Please repeat the data exactly. Any picture in it stays out.

++++ Records shown

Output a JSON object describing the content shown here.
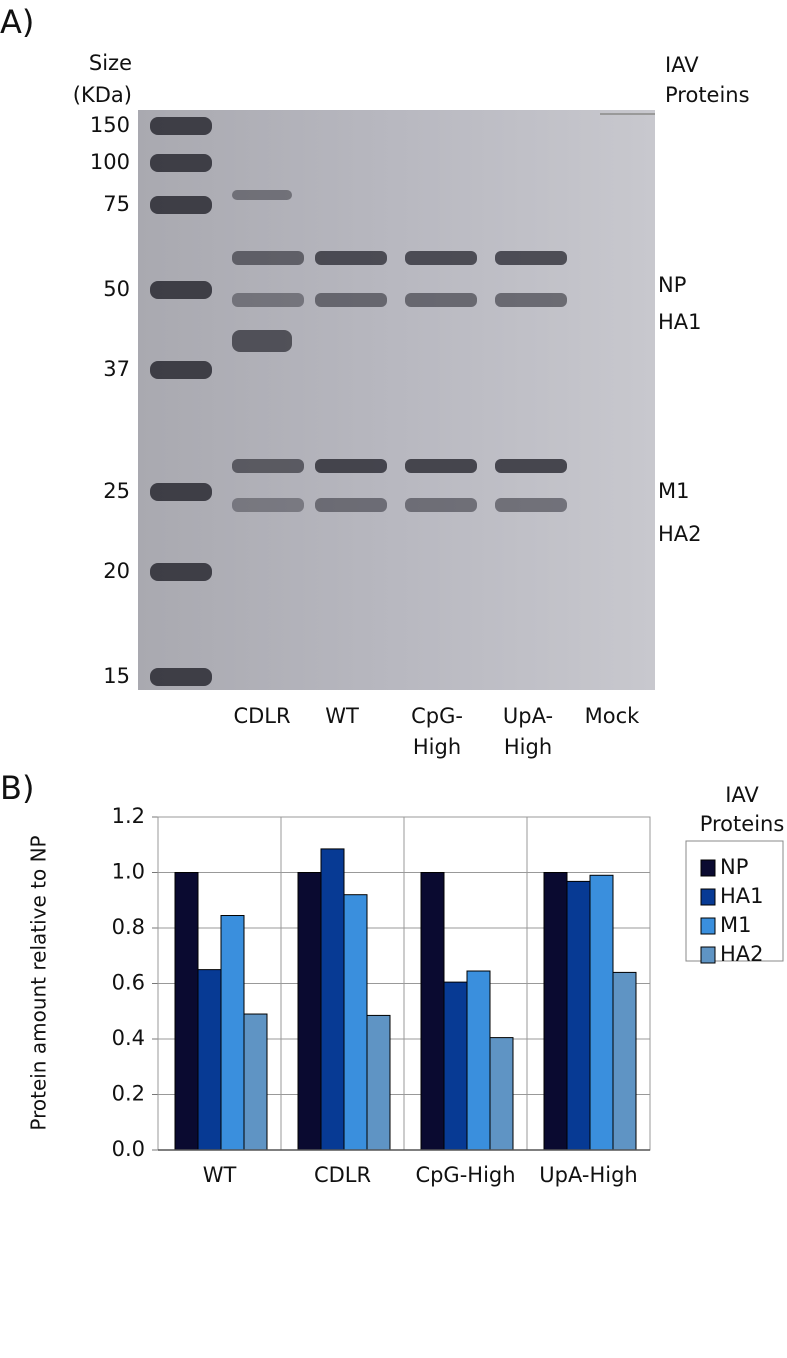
{
  "panel_a": {
    "label": "A)",
    "size_title": [
      "Size",
      "(KDa)"
    ],
    "protein_title": [
      "IAV",
      "Proteins"
    ],
    "sizes": [
      "150",
      "100",
      "75",
      "50",
      "37",
      "25",
      "20",
      "15"
    ],
    "proteins": [
      "NP",
      "HA1",
      "M1",
      "HA2"
    ],
    "lanes": [
      [
        "CDLR"
      ],
      [
        "WT"
      ],
      [
        "CpG-",
        "High"
      ],
      [
        "UpA-",
        "High"
      ],
      [
        "Mock"
      ]
    ]
  },
  "chart_data": {
    "type": "bar",
    "panel_label": "B)",
    "ylabel": "Protein amount relative to NP",
    "categories": [
      "WT",
      "CDLR",
      "CpG-High",
      "UpA-High"
    ],
    "legend_title": [
      "IAV",
      "Proteins"
    ],
    "series": [
      {
        "name": "NP",
        "color": "#0a0a30",
        "values": [
          1.0,
          1.0,
          1.0,
          1.0
        ]
      },
      {
        "name": "HA1",
        "color": "#073a94",
        "values": [
          0.65,
          1.085,
          0.605,
          0.968
        ]
      },
      {
        "name": "M1",
        "color": "#3a8fdd",
        "values": [
          0.845,
          0.92,
          0.645,
          0.99
        ]
      },
      {
        "name": "HA2",
        "color": "#5f94c4",
        "values": [
          0.49,
          0.485,
          0.405,
          0.64
        ]
      }
    ],
    "ylim": [
      0,
      1.2
    ],
    "yticks": [
      {
        "value": 0,
        "label": "0.0"
      },
      0.2,
      0.4,
      0.6,
      0.8,
      {
        "value": 1,
        "label": "1.0"
      },
      1.2
    ],
    "grid": true,
    "legend": "right"
  }
}
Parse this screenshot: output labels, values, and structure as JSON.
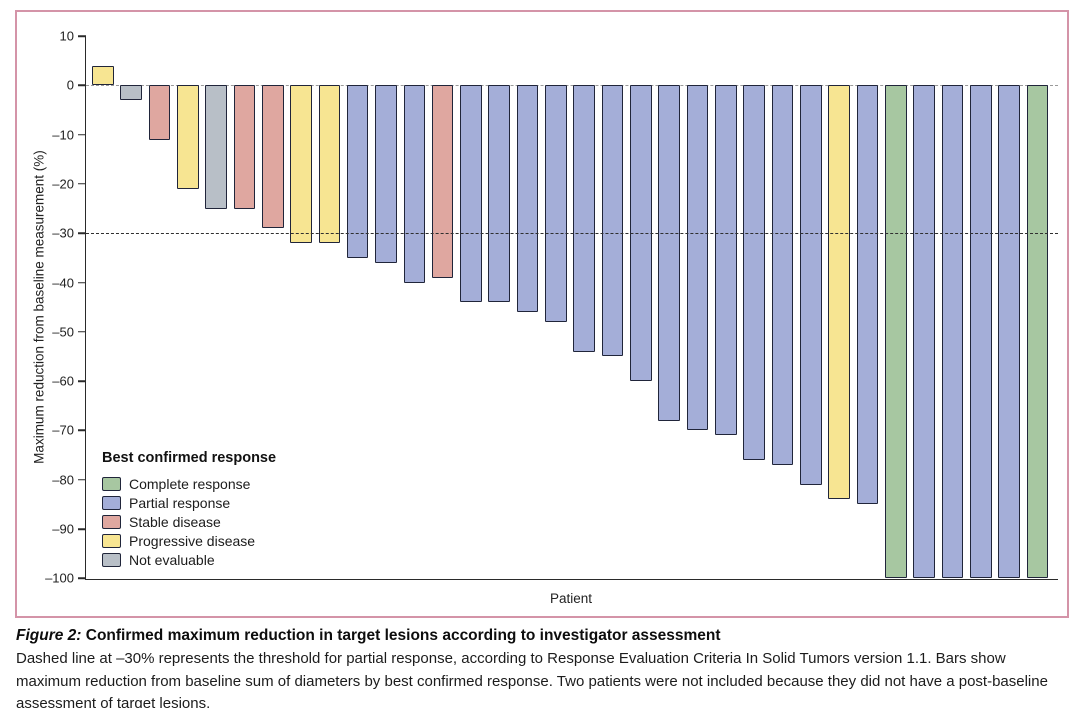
{
  "figure": {
    "caption_label": "Figure 2:",
    "caption_title": "Confirmed maximum reduction in target lesions according to investigator assessment",
    "caption_body": "Dashed line at –30% represents the threshold for partial response, according to Response Evaluation Criteria In Solid Tumors version 1.1. Bars show maximum reduction from baseline sum of diameters by best confirmed response. Two patients were not included because they did not have a post-baseline assessment of target lesions."
  },
  "colors": {
    "frame": "#d494a8",
    "bar_stroke": "#20253a",
    "responses": {
      "Complete response": "#a7c7a1",
      "Partial response": "#a4aed8",
      "Stable disease": "#dfa7a0",
      "Progressive disease": "#f7e592",
      "Not evaluable": "#b8bfc7"
    }
  },
  "legend": {
    "title": "Best confirmed response",
    "items": [
      {
        "label": "Complete response",
        "response": "Complete response"
      },
      {
        "label": "Partial response",
        "response": "Partial response"
      },
      {
        "label": "Stable disease",
        "response": "Stable disease"
      },
      {
        "label": "Progressive disease",
        "response": "Progressive disease"
      },
      {
        "label": "Not evaluable",
        "response": "Not evaluable"
      }
    ]
  },
  "chart_data": {
    "type": "bar",
    "title": "",
    "xlabel": "Patient",
    "ylabel": "Maximum reduction from baseline measurement (%)",
    "ylim": [
      -100,
      10
    ],
    "yticks": [
      10,
      0,
      -10,
      -20,
      -30,
      -40,
      -50,
      -60,
      -70,
      -80,
      -90,
      -100
    ],
    "grid": false,
    "legend_position": "lower-left",
    "reference_lines": [
      {
        "y": 0,
        "style": "dashed",
        "meaning": "baseline"
      },
      {
        "y": -30,
        "style": "dashed",
        "meaning": "partial response threshold (RECIST 1.1)"
      }
    ],
    "patients": [
      {
        "value": 4,
        "response": "Progressive disease"
      },
      {
        "value": -3,
        "response": "Not evaluable"
      },
      {
        "value": -11,
        "response": "Stable disease"
      },
      {
        "value": -21,
        "response": "Progressive disease"
      },
      {
        "value": -25,
        "response": "Not evaluable"
      },
      {
        "value": -25,
        "response": "Stable disease"
      },
      {
        "value": -29,
        "response": "Stable disease"
      },
      {
        "value": -32,
        "response": "Progressive disease"
      },
      {
        "value": -32,
        "response": "Progressive disease"
      },
      {
        "value": -35,
        "response": "Partial response"
      },
      {
        "value": -36,
        "response": "Partial response"
      },
      {
        "value": -40,
        "response": "Partial response"
      },
      {
        "value": -39,
        "response": "Stable disease"
      },
      {
        "value": -44,
        "response": "Partial response"
      },
      {
        "value": -44,
        "response": "Partial response"
      },
      {
        "value": -46,
        "response": "Partial response"
      },
      {
        "value": -48,
        "response": "Partial response"
      },
      {
        "value": -54,
        "response": "Partial response"
      },
      {
        "value": -55,
        "response": "Partial response"
      },
      {
        "value": -60,
        "response": "Partial response"
      },
      {
        "value": -68,
        "response": "Partial response"
      },
      {
        "value": -70,
        "response": "Partial response"
      },
      {
        "value": -71,
        "response": "Partial response"
      },
      {
        "value": -76,
        "response": "Partial response"
      },
      {
        "value": -77,
        "response": "Partial response"
      },
      {
        "value": -81,
        "response": "Partial response"
      },
      {
        "value": -84,
        "response": "Progressive disease"
      },
      {
        "value": -85,
        "response": "Partial response"
      },
      {
        "value": -100,
        "response": "Complete response"
      },
      {
        "value": -100,
        "response": "Partial response"
      },
      {
        "value": -100,
        "response": "Partial response"
      },
      {
        "value": -100,
        "response": "Partial response"
      },
      {
        "value": -100,
        "response": "Partial response"
      },
      {
        "value": -100,
        "response": "Complete response"
      }
    ]
  }
}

++++++++

*Expected answer*.
Output a JSON object describing the content shown here.
{
  "panel_a": {
    "label": "A)",
    "size_title": [
      "Size",
      "(KDa)"
    ],
    "protein_title": [
      "IAV",
      "Proteins"
    ],
    "sizes": [
      "150",
      "100",
      "75",
      "50",
      "37",
      "25",
      "20",
      "15"
    ],
    "proteins": [
      "NP",
      "HA1",
      "M1",
      "HA2"
    ],
    "lanes": [
      [
        "CDLR"
      ],
      [
        "WT"
      ],
      [
        "CpG-",
        "High"
      ],
      [
        "UpA-",
        "High"
      ],
      [
        "Mock"
      ]
    ]
  },
  "chart_data": {
    "type": "bar",
    "panel_label": "B)",
    "ylabel": "Protein amount relative to NP",
    "categories": [
      "WT",
      "CDLR",
      "CpG-High",
      "UpA-High"
    ],
    "legend_title": [
      "IAV",
      "Proteins"
    ],
    "series": [
      {
        "name": "NP",
        "color": "#0a0a30",
        "values": [
          1.0,
          1.0,
          1.0,
          1.0
        ]
      },
      {
        "name": "HA1",
        "color": "#073a94",
        "values": [
          0.65,
          1.085,
          0.605,
          0.968
        ]
      },
      {
        "name": "M1",
        "color": "#3a8fdd",
        "values": [
          0.845,
          0.92,
          0.645,
          0.99
        ]
      },
      {
        "name": "HA2",
        "color": "#5f94c4",
        "values": [
          0.49,
          0.485,
          0.405,
          0.64
        ]
      }
    ],
    "ylim": [
      0,
      1.2
    ],
    "yticks": [
      {
        "value": 0,
        "label": "0.0"
      },
      0.2,
      0.4,
      0.6,
      0.8,
      {
        "value": 1,
        "label": "1.0"
      },
      1.2
    ],
    "grid": true,
    "legend": "right"
  }
}
Parse this screenshot: output labels, values, and structure as JSON.
{
  "figure": {
    "caption_label": "Figure 2:",
    "caption_title": "Confirmed maximum reduction in target lesions according to investigator assessment",
    "caption_body": "Dashed line at –30% represents the threshold for partial response, according to Response Evaluation Criteria In Solid Tumors version 1.1. Bars show maximum reduction from baseline sum of diameters by best confirmed response. Two patients were not included because they did not have a post-baseline assessment of target lesions."
  },
  "colors": {
    "frame": "#d494a8",
    "bar_stroke": "#20253a",
    "responses": {
      "Complete response": "#a7c7a1",
      "Partial response": "#a4aed8",
      "Stable disease": "#dfa7a0",
      "Progressive disease": "#f7e592",
      "Not evaluable": "#b8bfc7"
    }
  },
  "legend": {
    "title": "Best confirmed response",
    "items": [
      {
        "label": "Complete response",
        "response": "Complete response"
      },
      {
        "label": "Partial response",
        "response": "Partial response"
      },
      {
        "label": "Stable disease",
        "response": "Stable disease"
      },
      {
        "label": "Progressive disease",
        "response": "Progressive disease"
      },
      {
        "label": "Not evaluable",
        "response": "Not evaluable"
      }
    ]
  },
  "chart_data": {
    "type": "bar",
    "title": "",
    "xlabel": "Patient",
    "ylabel": "Maximum reduction from baseline measurement (%)",
    "ylim": [
      -100,
      10
    ],
    "yticks": [
      10,
      0,
      -10,
      -20,
      -30,
      -40,
      -50,
      -60,
      -70,
      -80,
      -90,
      -100
    ],
    "grid": false,
    "legend_position": "lower-left",
    "reference_lines": [
      {
        "y": 0,
        "style": "dashed",
        "meaning": "baseline"
      },
      {
        "y": -30,
        "style": "dashed",
        "meaning": "partial response threshold (RECIST 1.1)"
      }
    ],
    "patients": [
      {
        "value": 4,
        "response": "Progressive disease"
      },
      {
        "value": -3,
        "response": "Not evaluable"
      },
      {
        "value": -11,
        "response": "Stable disease"
      },
      {
        "value": -21,
        "response": "Progressive disease"
      },
      {
        "value": -25,
        "response": "Not evaluable"
      },
      {
        "value": -25,
        "response": "Stable disease"
      },
      {
        "value": -29,
        "response": "Stable disease"
      },
      {
        "value": -32,
        "response": "Progressive disease"
      },
      {
        "value": -32,
        "response": "Progressive disease"
      },
      {
        "value": -35,
        "response": "Partial response"
      },
      {
        "value": -36,
        "response": "Partial response"
      },
      {
        "value": -40,
        "response": "Partial response"
      },
      {
        "value": -39,
        "response": "Stable disease"
      },
      {
        "value": -44,
        "response": "Partial response"
      },
      {
        "value": -44,
        "response": "Partial response"
      },
      {
        "value": -46,
        "response": "Partial response"
      },
      {
        "value": -48,
        "response": "Partial response"
      },
      {
        "value": -54,
        "response": "Partial response"
      },
      {
        "value": -55,
        "response": "Partial response"
      },
      {
        "value": -60,
        "response": "Partial response"
      },
      {
        "value": -68,
        "response": "Partial response"
      },
      {
        "value": -70,
        "response": "Partial response"
      },
      {
        "value": -71,
        "response": "Partial response"
      },
      {
        "value": -76,
        "response": "Partial response"
      },
      {
        "value": -77,
        "response": "Partial response"
      },
      {
        "value": -81,
        "response": "Partial response"
      },
      {
        "value": -84,
        "response": "Progressive disease"
      },
      {
        "value": -85,
        "response": "Partial response"
      },
      {
        "value": -100,
        "response": "Complete response"
      },
      {
        "value": -100,
        "response": "Partial response"
      },
      {
        "value": -100,
        "response": "Partial response"
      },
      {
        "value": -100,
        "response": "Partial response"
      },
      {
        "value": -100,
        "response": "Partial response"
      },
      {
        "value": -100,
        "response": "Complete response"
      }
    ]
  }
}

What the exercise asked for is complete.